### Objective
Each line that contains the word "this" counts once; give the total for the records below and nothing else.

### Stored items
▬▬▬
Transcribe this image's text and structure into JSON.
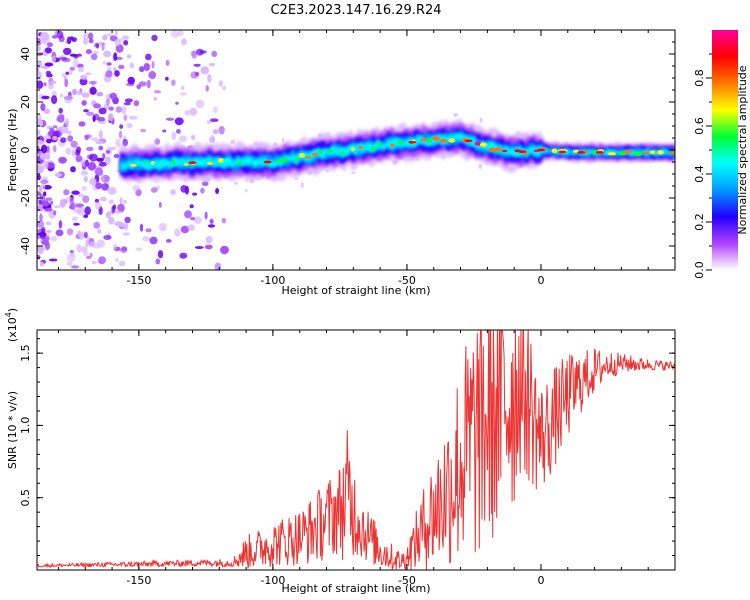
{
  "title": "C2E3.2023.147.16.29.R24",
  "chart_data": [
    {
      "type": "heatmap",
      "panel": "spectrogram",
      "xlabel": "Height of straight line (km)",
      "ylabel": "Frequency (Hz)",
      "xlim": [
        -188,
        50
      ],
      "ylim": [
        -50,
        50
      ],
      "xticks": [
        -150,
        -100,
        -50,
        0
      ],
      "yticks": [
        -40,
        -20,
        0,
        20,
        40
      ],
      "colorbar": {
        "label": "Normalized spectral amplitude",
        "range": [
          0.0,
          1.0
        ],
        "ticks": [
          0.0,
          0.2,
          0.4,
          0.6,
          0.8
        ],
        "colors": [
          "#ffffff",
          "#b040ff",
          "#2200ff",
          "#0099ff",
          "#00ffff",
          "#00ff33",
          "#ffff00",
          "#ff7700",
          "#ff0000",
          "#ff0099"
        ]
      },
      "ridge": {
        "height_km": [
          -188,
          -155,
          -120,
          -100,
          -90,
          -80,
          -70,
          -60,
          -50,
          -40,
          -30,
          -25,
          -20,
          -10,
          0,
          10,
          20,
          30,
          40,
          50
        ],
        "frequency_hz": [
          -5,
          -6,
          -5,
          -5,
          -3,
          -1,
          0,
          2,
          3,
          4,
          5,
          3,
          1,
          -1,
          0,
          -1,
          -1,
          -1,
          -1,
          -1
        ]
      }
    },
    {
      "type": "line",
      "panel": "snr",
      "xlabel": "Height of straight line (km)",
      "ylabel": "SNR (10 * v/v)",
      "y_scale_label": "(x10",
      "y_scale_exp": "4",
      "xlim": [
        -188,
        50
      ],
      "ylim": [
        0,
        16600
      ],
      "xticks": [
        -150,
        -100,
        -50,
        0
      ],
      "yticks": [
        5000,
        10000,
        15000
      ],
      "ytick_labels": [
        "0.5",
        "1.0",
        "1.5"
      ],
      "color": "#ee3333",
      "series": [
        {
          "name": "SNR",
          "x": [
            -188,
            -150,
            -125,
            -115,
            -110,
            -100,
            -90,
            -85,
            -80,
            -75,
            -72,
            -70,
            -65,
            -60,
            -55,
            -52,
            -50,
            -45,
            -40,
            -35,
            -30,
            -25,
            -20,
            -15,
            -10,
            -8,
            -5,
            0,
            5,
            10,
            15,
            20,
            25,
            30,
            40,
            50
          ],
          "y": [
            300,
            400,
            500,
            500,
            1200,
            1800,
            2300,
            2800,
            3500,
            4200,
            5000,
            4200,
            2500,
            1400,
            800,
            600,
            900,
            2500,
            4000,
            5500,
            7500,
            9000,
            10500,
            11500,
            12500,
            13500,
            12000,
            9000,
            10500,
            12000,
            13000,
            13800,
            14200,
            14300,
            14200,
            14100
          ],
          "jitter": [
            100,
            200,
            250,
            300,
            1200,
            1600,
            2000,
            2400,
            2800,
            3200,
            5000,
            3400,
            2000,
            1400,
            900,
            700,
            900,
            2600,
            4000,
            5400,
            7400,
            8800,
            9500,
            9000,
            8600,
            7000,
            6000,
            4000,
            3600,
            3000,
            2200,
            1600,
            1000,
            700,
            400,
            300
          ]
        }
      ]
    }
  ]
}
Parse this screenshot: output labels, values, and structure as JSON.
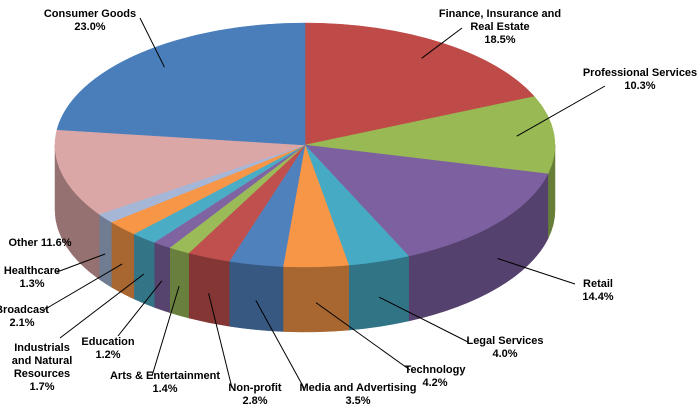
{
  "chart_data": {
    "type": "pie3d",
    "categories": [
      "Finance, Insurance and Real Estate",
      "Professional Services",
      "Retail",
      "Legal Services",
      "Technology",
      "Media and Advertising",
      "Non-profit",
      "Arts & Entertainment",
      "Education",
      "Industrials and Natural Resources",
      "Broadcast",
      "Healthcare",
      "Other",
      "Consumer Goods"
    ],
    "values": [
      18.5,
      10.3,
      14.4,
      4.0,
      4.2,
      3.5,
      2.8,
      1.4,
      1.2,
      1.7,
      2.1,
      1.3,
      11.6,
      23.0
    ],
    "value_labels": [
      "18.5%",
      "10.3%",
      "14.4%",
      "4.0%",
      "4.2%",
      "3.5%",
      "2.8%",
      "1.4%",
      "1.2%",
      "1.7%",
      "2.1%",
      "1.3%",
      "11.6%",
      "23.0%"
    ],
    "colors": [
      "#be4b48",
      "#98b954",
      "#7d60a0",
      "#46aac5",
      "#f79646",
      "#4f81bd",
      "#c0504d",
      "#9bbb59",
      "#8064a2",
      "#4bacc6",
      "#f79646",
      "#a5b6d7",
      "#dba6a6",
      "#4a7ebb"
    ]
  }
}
▬▬▬
### Complete output
2